Talk mit Roland Hardmeier

Evangelikale zwischen fundamentalistisch und postevangelikal

Roland Hardmeier
Betroffen davon, dass Menschen ihr Glaubensfundament aufgeben, schrieb Roland Hardmeier ein Buch. Er will von Fundamentalisten wie auch von Postevangelikalen lernen, ohne dabei konturlos zu werden.

Vor wenigen Monaten erschien das Buch «Glaube, der trägt, wenn alles im Fluss ist». Im Livenet-Talk spricht Florian Wüthrich mit dem Autor Roland Hardmeier über seine Beweggründe und die zunehmenden Spannungen zwischen christlichen Ansichten. 

Wenn Glaubensdekonstruktion zum Problem wird 

«Ich habe festgestellt, wie Glaubensfundamente von Freunden, mit denen ich schon jahrelang unterwegs bin, wegbrechen.» Ein Freund erklärte Hardmeier, dass bei ihm nur noch der Glaube übriggeblieben sei, «dass es da oben irgendetwas gibt» – und er war nicht der einzige. Viele fragen sich, was sie überhaupt noch glauben können und ob sie die Bibel anders lesen und interpretieren müssen. «Das hat mich motiviert, die Situation zu analysieren und ein Buch zu schreiben.» 

Heute fällt immer wieder der Begriff Dekonstruktion. Es geht um einen Rückbau von Glaubensinhalten. «Wenn dieser Rückbau an die Substanz geht, welche seit Jahrhunderten Grundbestand des Glaubens war und wenn dabei ein möglicher Glaubensverlust nicht berücksichtigt wird, wird es gefährlich.» 

Fundamentalismus und evangelische Weite 

«Evangelikale zwischen fundamentalistisch und postevangelikal»; so lautet der Untertitel von Hardmeiers Buch. «Um die Wende zum 20. Jahrhundert wurde die Theologie relativ liberal. In Amerika startete dann eine Bewegung von konservativen protestantischen Theologen, die begannen, den Glauben zu verteidigen.» Sie schrieben Aufsätze, die unter dem Titel «The Fundamentals» in Buchform veröffentlicht wurden. Wer sich mit den Inhalten dieser Bücher identifizierte, wurde als «Fundamentalist» bezeichnet. «In meinem Buch schreibe ich von Fundamentalisten, wenn es darum geht, ein Mindset zu beschreiben, wo man sich grundsätzlich von der Welt abwendet, den Glauben zu verteidigen versucht und in dieser Verteidigung seine Identität findet.» Hardmeier würdigt das Fundament, welches er in der fundamentalistischen Kirche seiner Jugend erhalten hatte; er habe sich aber aus einer theologischen Enge in eine evangelische Weite entwickelt.
▬▬▬▬▬▬
### Aufgaben
1 – Gib den Artikel über Roland Hardmeiers Buch von „Talk mit Roland“ bis „zwischen christlichen Ansichten.“ wieder und tausche dabei „Buch“ gegen „Werk“ aus.
2 – Schreib den Artikel über Roland Hardmeiers Buch ab seinem letzten Satz weiter.
Die folgenden Zeilen haben mit dem Artikel über Roland Hardmeiers Buch nichts zu tun.

### Gesammeltes Material
▬▬▬▬▬▬
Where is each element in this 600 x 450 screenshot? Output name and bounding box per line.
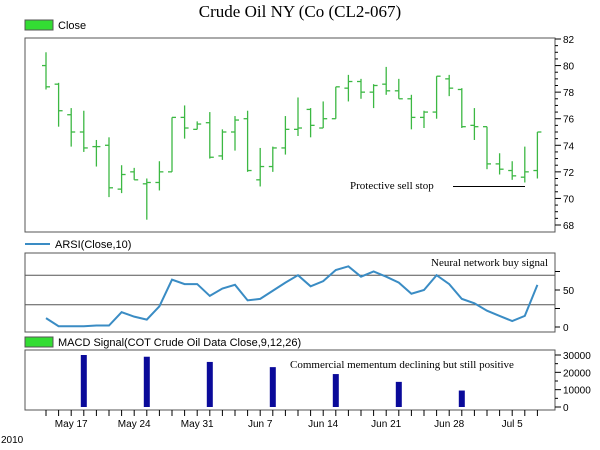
▬▬▬▬▬▬
### Lösungen
1 –
Talk mit Roland Hardmeier

Evangelikale zwischen fundamentalistisch und postevangelikal

Roland Hardmeier
Betroffen davon, dass Menschen ihr Glaubensfundament aufgeben, schrieb Roland Hardmeier ein Werk. Er will von Fundamentalisten wie auch von Postevangelikalen lernen, ohne dabei konturlos zu werden.

Vor wenigen Monaten erschien das Werk «Glaube, der trägt, wenn alles im Fluss ist». Im Livenet-Talk spricht Florian Wüthrich mit dem Autor Roland Hardmeier über seine Beweggründe und die zunehmenden Spannungen zwischen christlichen Ansichten.

2 –
Von der Toleranz zur Toleranz-Diktatur 

Heute tun sich viele Menschen schwer, biblische Lehre über Sünde, Hölle oder Homosexualität mit ihrem Leben zu vereinbaren. Roland Hardmeier räumt ein, dass auch er mit manchen biblischen Aussagen ringe. Im Blick auf die Kirchengeschichte sehen wir aber, dass Christen immer an einem Grundbestand biblischer Offenbarung festhielten – oft diametral gegen die gesellschaftlichen Überzeugungen. Deshalb ermutige er, bei solchen Spannungen nicht einfach den Glauben zu dekonstruieren, sondern im Gespräch mit Gott zu bleiben und – wo nötig – auch mit offenen Fragen zu leben. 

In der heutigen Zeit ist Toleranz hoch geschrieben. Ursprünglich bedeutet Toleranz, eine andere Ansicht zu ertragen. Hardmeier sagt, man habe dies bis in die 2010er Jahre so gelebt. «Mein Eindruck ist, dass diejenigen, die sich Toleranz auf die Fahne geschrieben haben, die Fundamentalisten und Evangelikalen nicht mehr ertragen.» So werde beispielsweise nicht mehr akzeptiert, aus der Bibel eine Sexualethik herzuleiten. «Wir kommen in eine Diktatur, in welcher diejenigen, die nicht tolerant scheinen, absolut nicht toleriert werden.»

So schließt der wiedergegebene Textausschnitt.